### JOB:
Copy each line where the word "label" occurs.

### SUPPLIED RECORDS:
..........

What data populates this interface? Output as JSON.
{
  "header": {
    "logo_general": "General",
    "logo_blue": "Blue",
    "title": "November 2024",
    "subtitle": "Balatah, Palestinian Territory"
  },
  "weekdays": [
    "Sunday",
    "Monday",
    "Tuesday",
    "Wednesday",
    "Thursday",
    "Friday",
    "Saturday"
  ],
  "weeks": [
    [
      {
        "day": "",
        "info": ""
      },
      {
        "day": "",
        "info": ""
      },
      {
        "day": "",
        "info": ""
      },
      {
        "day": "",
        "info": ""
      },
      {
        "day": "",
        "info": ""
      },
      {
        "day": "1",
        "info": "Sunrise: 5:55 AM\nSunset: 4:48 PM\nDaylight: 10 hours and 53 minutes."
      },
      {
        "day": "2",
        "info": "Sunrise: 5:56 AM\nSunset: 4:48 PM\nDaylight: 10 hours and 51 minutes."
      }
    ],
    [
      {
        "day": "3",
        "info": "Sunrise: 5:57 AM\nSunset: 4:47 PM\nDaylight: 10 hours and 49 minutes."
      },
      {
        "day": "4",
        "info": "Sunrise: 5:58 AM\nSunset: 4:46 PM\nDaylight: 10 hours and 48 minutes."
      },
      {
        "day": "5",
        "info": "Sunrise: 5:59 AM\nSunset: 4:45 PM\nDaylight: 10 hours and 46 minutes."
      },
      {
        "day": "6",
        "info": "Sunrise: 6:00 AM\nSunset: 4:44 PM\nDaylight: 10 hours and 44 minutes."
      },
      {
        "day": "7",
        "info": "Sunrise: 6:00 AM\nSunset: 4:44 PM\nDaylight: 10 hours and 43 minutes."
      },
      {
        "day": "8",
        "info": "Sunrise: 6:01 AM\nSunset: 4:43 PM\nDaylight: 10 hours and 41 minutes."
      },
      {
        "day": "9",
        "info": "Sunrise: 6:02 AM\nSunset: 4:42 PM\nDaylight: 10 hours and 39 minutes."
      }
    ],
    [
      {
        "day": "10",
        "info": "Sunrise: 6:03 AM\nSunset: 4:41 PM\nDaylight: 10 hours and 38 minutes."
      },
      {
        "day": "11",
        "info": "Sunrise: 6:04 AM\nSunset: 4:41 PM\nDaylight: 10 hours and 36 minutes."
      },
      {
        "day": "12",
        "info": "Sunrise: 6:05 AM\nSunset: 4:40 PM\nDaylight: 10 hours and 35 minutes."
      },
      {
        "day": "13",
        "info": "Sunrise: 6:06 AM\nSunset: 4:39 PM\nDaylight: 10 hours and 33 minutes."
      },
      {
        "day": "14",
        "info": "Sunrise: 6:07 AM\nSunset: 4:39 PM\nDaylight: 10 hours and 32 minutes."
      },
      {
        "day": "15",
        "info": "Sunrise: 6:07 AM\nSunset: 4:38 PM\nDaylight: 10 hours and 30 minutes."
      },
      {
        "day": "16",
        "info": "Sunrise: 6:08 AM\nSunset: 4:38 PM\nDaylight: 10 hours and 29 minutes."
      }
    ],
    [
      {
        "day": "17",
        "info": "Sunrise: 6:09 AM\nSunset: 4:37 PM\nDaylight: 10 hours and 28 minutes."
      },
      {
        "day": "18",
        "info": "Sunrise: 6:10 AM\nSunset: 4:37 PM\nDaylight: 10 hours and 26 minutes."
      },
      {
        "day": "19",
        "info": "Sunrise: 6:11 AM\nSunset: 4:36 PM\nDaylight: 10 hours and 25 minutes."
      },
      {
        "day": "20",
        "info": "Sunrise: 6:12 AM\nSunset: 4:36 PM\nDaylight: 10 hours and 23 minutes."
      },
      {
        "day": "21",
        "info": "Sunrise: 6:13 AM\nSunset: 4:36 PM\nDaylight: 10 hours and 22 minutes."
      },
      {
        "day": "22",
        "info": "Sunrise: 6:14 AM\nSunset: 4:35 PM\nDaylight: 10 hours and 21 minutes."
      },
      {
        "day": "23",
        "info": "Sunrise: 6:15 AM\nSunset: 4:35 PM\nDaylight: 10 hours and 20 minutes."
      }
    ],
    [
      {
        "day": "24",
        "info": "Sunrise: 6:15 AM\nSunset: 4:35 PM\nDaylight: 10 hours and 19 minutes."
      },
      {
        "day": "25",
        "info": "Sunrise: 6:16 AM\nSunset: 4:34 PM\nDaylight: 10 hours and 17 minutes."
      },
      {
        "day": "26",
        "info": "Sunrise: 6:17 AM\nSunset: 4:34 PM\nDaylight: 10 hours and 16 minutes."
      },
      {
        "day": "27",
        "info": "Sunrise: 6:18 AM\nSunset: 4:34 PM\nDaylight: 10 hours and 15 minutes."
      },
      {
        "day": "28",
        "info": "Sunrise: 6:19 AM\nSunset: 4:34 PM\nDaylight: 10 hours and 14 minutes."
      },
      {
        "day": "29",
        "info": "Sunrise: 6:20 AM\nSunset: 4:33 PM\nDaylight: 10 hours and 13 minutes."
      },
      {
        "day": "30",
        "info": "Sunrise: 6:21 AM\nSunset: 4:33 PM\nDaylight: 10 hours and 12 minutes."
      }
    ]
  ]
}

..........

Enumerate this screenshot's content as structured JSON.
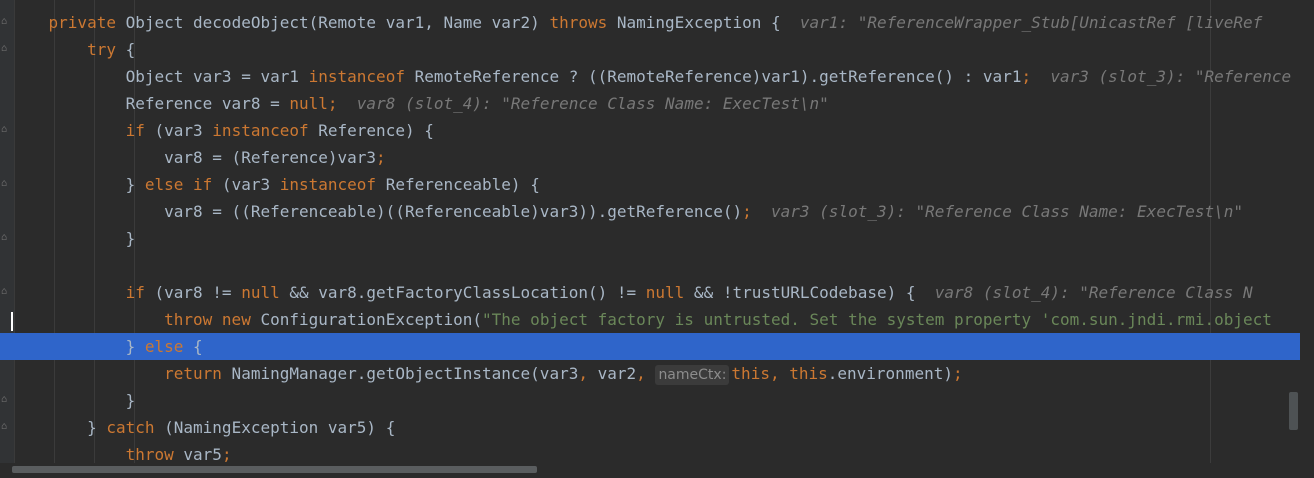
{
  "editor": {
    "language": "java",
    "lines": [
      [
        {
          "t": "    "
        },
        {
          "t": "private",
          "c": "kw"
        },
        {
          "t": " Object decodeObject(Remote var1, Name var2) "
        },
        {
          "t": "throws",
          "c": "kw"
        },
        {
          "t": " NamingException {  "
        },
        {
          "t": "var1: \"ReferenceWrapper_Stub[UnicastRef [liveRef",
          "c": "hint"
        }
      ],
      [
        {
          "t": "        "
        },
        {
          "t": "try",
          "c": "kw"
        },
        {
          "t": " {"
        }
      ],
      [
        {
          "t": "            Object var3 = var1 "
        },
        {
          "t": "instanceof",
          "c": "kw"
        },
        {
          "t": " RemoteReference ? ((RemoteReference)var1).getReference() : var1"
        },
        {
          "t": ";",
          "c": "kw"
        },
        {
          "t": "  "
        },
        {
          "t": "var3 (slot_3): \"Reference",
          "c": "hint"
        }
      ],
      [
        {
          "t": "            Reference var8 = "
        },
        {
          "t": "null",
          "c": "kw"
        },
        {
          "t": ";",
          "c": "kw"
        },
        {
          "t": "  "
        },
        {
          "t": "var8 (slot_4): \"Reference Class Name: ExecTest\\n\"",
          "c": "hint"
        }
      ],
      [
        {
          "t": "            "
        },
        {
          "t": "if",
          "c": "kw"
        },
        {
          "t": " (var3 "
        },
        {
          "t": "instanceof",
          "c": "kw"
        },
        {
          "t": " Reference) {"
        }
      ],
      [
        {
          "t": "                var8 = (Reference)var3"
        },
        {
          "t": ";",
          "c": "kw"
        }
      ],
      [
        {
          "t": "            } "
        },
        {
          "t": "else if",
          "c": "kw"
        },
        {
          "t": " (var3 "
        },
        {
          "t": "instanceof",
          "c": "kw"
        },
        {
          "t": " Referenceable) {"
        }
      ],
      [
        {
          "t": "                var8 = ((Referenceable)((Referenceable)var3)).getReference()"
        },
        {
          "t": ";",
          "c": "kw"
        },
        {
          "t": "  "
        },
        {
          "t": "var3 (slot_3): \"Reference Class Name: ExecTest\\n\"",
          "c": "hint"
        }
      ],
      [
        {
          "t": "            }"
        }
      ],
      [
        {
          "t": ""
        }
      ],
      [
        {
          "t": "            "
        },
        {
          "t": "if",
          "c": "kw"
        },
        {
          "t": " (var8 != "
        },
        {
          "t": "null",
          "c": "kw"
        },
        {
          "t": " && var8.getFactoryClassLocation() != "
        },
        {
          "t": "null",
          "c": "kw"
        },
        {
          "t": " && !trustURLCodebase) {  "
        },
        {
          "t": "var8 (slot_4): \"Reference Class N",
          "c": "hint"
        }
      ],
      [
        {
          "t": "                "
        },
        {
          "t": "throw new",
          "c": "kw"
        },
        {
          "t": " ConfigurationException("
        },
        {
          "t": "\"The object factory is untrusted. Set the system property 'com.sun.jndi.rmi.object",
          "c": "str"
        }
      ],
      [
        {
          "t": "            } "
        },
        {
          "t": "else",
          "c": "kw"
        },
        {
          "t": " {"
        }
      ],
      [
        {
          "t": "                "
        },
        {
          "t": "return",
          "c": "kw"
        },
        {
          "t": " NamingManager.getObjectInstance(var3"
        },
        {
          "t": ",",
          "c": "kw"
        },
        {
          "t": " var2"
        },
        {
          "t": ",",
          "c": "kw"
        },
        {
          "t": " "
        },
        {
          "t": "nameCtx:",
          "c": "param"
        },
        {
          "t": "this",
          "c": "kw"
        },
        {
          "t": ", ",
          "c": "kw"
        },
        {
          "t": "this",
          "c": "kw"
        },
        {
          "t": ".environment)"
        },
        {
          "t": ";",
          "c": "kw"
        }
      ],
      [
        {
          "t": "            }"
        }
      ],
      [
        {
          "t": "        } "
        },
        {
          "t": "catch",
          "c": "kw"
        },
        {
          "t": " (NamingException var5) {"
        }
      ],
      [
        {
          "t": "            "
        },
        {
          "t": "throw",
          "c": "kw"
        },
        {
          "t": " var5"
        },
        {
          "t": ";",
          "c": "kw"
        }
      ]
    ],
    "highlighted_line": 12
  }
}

..........

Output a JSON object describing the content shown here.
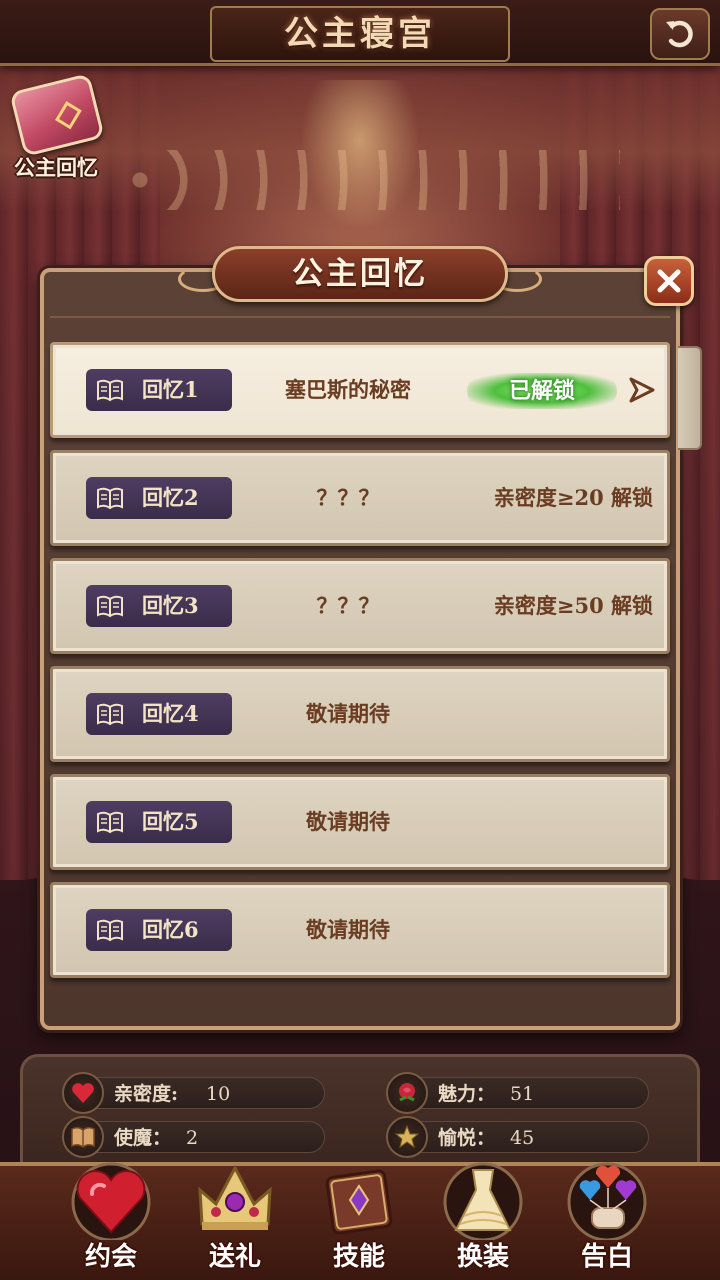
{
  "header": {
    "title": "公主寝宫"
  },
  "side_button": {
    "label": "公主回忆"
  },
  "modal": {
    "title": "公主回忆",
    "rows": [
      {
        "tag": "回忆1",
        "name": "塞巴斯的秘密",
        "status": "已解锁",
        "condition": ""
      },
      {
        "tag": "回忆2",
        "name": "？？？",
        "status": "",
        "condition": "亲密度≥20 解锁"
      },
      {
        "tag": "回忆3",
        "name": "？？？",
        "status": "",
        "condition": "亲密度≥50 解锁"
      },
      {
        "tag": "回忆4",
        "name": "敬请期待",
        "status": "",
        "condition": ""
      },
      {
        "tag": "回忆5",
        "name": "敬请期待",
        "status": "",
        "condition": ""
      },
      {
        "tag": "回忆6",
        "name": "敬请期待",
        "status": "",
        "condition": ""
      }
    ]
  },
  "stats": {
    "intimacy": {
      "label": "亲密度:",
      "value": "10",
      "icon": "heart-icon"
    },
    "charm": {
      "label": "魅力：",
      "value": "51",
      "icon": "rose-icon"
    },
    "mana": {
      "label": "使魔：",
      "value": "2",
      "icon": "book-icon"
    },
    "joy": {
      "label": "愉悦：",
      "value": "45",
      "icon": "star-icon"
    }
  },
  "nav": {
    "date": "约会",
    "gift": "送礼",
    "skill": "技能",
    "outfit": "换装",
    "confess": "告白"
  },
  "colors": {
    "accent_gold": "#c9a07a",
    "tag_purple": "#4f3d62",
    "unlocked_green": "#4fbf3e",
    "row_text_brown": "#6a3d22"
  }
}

..........

### RESULT:
    "label": "公主回忆"
      "label": "亲密度:",
      "label": "魅力：",
      "label": "使魔：",
      "label": "愉悦：",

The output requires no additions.